Neither was Hitler… (from a speech to his generals in August, 1939): “The enemy did not expect my great determination. Our enemies are little worms, I saw them at Munich. […] Now Poland is in the position I wanted. […] I am only afraid that some bastard will present me with a mediation plan at the last moment.”
1938: The League of Nations, perhaps sensing the true import of sthe Munich Pact, unanimously passes a resolution that outlaws “intentional bombing of civilian populations.”
1939: A month into Germany’s invasion of Poland, the Nazi and Soviet governments publicly agree to divide the country between themselves
1941: Birth of Linda Eastman (d.1998), whose cancer-foreshortened life ended as the much-loved Mrs. Paul McCartney.
1941: In German-occupied Kiev, Ukraine, the SS commander orders the massacre of the city’s Jewish population, and over the course of two days, kills 33,771 civilians in a ravine named Babi Yar, just outside the city.
1941: Launch of the SS Patrick Henry, the first of 2,751 Liberty Ships built between 1941 and 1945. For authenticity, her engine room was used as part of the set for the movie Titanic.
1944: The final day of Operation Market Garden, a massive and bold Allied attempt to capture the Dutch bridges crossing the Meuse, Waal and Lower Rhine Rivers, particularly the bridges at Arnhem. The battle became remembered by the wider public when Cornelius Ryan published his book “A Bridge Too Far” in 1974, followed by the epic movie of the same name in 1977.

▶ What you need to do
Rewrite the historical timeline from "1944: The final" to "name in 1977.", changing "bold" to "daring".

▶ Supplied material
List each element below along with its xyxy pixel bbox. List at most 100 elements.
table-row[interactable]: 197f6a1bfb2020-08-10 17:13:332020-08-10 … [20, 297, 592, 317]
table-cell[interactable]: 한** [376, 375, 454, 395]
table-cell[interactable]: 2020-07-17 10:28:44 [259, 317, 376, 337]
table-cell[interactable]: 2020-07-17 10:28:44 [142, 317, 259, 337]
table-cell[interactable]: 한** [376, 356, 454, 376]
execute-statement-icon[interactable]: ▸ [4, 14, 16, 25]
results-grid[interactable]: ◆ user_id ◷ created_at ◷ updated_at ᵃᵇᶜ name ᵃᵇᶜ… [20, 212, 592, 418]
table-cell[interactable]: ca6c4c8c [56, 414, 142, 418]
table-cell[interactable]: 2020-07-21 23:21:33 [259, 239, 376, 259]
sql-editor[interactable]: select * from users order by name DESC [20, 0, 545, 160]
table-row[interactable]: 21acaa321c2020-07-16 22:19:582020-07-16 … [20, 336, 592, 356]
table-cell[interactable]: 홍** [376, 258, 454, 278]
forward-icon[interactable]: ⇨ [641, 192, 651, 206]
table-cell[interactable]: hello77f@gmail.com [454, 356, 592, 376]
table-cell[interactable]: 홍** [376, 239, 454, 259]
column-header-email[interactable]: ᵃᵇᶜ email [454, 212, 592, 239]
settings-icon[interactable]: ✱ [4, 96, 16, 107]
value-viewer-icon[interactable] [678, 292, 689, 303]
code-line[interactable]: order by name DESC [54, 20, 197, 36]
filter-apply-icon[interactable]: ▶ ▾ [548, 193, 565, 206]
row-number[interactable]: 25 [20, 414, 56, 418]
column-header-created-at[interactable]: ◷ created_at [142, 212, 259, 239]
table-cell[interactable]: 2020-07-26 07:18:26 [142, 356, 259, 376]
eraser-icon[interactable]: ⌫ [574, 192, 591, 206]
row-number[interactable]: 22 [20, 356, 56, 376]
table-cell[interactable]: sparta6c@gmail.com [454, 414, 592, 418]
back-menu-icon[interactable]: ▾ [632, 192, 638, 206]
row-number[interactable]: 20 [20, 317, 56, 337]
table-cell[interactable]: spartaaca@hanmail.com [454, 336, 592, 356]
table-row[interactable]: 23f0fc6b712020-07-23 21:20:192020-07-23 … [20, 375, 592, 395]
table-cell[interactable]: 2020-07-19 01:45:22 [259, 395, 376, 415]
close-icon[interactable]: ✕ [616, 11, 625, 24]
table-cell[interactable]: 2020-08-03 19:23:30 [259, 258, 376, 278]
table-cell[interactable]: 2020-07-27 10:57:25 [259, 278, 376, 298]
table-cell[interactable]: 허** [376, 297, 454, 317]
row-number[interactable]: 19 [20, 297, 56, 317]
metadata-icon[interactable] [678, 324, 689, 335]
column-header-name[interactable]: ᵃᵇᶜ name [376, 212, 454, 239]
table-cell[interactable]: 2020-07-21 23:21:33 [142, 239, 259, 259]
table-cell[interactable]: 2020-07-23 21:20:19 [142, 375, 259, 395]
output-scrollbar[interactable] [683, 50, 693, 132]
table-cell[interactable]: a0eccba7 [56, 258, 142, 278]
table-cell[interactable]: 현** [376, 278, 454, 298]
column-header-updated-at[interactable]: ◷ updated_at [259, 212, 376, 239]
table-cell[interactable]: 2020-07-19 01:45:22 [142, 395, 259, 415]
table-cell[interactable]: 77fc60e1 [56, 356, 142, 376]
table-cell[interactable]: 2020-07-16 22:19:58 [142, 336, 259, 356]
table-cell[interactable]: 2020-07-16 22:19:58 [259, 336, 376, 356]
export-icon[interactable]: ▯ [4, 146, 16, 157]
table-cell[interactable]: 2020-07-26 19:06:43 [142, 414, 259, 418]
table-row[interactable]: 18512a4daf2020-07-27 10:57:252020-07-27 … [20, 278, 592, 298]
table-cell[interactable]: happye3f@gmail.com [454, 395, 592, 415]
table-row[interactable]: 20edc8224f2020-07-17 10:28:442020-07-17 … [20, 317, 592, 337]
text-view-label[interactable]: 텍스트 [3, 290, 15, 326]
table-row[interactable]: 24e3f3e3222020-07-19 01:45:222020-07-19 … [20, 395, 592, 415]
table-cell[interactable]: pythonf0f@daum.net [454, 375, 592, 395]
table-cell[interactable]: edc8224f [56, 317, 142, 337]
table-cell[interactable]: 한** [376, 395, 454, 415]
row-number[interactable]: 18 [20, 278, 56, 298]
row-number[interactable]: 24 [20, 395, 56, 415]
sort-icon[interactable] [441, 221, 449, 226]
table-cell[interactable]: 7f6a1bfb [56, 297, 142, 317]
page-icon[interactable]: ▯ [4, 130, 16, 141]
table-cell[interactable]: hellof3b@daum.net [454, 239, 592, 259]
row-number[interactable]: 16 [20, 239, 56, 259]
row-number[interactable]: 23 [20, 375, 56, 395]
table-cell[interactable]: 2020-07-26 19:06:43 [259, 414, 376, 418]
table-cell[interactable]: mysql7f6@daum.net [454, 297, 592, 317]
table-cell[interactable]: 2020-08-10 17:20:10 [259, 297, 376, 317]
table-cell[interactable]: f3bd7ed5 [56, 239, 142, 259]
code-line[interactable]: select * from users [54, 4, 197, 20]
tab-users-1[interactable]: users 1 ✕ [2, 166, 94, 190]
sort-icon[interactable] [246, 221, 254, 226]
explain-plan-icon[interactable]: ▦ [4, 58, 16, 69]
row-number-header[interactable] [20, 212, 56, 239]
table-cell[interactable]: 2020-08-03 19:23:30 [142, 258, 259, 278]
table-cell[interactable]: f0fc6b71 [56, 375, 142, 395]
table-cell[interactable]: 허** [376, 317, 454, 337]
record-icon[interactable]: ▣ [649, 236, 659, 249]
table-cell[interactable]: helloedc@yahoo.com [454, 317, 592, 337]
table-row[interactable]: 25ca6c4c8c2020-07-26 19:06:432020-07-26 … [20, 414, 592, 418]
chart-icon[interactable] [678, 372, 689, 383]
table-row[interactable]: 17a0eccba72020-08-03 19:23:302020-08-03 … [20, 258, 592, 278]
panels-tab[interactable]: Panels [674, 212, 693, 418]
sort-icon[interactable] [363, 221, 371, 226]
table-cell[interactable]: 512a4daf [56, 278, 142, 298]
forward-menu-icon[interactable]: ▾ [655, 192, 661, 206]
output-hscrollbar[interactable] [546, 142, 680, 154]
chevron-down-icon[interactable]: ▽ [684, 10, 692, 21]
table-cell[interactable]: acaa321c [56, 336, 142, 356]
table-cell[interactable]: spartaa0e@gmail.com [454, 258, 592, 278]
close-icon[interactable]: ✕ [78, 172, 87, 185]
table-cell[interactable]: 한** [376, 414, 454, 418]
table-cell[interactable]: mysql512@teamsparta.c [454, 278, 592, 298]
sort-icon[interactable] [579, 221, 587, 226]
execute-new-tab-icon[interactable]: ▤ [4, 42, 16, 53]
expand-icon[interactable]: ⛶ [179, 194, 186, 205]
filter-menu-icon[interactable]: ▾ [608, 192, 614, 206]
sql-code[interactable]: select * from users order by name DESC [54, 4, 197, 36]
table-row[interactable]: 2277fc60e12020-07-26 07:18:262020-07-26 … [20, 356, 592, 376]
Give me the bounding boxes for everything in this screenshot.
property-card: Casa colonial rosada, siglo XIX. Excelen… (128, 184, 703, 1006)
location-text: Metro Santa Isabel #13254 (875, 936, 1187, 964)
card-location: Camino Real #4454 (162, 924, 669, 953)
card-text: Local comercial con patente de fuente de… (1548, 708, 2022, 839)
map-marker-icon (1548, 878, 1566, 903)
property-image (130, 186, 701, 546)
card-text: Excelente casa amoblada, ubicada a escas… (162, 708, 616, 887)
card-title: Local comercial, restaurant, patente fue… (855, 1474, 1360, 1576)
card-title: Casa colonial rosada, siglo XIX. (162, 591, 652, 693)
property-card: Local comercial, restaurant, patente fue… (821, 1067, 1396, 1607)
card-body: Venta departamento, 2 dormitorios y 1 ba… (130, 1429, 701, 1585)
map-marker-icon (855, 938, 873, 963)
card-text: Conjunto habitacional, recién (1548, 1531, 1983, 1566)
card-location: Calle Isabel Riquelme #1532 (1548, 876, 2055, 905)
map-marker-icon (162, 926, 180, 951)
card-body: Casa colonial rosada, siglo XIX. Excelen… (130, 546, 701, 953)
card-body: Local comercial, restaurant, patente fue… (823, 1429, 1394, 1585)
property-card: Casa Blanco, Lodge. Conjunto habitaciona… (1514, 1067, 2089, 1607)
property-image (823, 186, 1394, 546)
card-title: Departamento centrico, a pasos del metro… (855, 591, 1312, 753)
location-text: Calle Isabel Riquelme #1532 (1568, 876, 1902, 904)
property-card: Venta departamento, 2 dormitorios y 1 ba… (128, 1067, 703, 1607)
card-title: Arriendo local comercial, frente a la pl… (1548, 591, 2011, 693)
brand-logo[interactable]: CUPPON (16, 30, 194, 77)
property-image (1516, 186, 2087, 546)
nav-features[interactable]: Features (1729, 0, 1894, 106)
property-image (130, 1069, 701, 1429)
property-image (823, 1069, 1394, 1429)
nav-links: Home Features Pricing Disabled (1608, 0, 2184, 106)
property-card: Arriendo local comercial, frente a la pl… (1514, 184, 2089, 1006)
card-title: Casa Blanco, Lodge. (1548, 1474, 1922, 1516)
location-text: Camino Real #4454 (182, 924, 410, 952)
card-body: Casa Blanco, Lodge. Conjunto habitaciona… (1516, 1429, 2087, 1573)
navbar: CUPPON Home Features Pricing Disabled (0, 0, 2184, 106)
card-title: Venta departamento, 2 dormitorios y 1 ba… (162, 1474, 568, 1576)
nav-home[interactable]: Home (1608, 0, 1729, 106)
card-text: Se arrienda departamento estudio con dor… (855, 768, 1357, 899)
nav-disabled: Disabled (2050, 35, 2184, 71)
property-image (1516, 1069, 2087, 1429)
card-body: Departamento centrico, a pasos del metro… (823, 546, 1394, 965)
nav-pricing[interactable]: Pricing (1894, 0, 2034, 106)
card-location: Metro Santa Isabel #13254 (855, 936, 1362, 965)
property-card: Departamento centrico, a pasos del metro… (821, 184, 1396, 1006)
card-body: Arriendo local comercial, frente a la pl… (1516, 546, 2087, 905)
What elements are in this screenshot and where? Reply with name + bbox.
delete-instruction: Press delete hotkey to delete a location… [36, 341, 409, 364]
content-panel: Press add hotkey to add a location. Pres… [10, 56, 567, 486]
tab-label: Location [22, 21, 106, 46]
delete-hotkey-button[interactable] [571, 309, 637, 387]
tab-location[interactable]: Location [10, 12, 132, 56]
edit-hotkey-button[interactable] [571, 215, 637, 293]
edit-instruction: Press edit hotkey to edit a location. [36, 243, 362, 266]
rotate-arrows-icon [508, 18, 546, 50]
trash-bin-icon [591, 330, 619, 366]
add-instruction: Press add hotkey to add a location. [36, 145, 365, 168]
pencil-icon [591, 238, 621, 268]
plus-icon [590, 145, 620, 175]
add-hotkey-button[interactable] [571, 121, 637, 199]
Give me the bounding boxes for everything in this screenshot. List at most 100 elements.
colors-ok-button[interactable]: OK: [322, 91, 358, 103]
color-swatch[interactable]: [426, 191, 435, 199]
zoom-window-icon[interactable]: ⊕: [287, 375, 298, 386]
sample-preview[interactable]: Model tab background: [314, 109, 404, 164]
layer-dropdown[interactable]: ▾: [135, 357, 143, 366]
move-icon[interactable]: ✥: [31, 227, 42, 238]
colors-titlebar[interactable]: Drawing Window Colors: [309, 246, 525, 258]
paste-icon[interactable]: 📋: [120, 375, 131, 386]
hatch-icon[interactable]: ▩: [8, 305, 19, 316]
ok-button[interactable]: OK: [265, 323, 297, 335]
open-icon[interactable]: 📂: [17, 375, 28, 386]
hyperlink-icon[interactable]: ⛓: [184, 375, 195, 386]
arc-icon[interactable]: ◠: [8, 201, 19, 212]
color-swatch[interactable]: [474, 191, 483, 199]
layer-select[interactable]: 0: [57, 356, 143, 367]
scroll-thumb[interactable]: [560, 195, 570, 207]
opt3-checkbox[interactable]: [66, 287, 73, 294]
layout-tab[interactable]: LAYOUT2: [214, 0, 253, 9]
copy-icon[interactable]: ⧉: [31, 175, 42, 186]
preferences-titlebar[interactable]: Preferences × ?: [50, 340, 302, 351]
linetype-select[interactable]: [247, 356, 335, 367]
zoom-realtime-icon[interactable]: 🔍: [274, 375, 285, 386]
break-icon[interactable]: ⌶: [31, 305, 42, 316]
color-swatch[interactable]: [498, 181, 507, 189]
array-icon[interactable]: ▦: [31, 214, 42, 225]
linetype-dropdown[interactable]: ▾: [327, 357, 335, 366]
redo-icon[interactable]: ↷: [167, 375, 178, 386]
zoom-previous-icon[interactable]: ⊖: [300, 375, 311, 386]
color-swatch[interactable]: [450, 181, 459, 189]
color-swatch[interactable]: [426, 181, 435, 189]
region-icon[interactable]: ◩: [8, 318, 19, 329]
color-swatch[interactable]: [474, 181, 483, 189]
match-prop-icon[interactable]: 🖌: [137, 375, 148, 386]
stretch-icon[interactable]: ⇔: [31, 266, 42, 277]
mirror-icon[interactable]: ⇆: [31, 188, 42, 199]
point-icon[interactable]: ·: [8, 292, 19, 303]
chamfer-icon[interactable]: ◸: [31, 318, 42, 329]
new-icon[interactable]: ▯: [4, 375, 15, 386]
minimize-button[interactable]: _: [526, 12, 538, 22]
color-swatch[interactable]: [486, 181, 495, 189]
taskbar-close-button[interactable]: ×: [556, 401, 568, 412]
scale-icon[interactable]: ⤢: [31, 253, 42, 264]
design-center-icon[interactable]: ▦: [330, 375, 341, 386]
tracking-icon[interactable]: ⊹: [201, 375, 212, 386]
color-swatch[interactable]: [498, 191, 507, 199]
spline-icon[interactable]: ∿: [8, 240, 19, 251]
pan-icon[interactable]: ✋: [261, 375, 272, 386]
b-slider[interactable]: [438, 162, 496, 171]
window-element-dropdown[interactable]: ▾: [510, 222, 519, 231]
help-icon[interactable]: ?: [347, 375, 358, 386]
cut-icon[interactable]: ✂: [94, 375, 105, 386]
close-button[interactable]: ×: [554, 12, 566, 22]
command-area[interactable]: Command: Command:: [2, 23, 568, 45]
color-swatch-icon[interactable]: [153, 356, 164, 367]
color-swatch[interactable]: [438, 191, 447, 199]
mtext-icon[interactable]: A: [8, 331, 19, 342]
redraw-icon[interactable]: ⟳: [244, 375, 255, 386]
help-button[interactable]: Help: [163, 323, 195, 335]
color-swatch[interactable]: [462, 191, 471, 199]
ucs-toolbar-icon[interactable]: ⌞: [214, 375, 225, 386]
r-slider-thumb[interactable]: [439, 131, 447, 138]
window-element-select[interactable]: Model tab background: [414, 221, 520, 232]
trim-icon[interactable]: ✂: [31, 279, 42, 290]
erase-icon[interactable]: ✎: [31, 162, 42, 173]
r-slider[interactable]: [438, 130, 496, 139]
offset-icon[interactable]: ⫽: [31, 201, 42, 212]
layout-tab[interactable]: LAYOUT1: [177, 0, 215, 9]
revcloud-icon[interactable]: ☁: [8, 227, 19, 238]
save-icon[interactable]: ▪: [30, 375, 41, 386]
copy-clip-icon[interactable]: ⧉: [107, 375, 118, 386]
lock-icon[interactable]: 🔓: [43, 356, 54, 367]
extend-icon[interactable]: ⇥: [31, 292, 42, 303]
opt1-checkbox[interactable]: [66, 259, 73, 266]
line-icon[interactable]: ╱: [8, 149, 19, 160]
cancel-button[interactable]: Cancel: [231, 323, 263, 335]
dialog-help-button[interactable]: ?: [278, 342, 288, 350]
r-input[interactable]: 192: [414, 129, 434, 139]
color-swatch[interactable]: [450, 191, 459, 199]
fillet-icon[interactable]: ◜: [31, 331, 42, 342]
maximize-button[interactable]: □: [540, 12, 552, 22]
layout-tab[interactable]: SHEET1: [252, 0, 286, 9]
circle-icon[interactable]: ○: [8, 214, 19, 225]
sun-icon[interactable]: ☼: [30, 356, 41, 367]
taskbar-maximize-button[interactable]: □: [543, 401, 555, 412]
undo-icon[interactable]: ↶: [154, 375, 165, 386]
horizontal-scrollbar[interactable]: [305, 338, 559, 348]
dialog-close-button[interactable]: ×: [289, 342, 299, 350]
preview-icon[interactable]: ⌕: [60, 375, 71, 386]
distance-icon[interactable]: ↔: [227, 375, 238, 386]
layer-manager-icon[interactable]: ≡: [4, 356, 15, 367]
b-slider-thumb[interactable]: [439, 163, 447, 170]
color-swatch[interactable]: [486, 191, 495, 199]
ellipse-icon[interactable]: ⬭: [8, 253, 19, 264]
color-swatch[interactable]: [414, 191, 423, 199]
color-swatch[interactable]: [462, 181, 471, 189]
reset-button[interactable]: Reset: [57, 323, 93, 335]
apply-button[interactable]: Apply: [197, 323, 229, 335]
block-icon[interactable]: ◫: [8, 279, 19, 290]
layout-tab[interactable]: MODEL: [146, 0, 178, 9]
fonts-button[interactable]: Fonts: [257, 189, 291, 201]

▶ Task solution
1944: The final day of Operation Market Garden, a massive and daring Allied attempt to capture the Dutch bridges crossing the Meuse, Waal and Lower Rhine Rivers, particularly the bridges at Arnhem. The battle became remembered by the wider public when Cornelius Ryan published his book “A Bridge Too Far” in 1974, followed by the epic movie of the same name in 1977.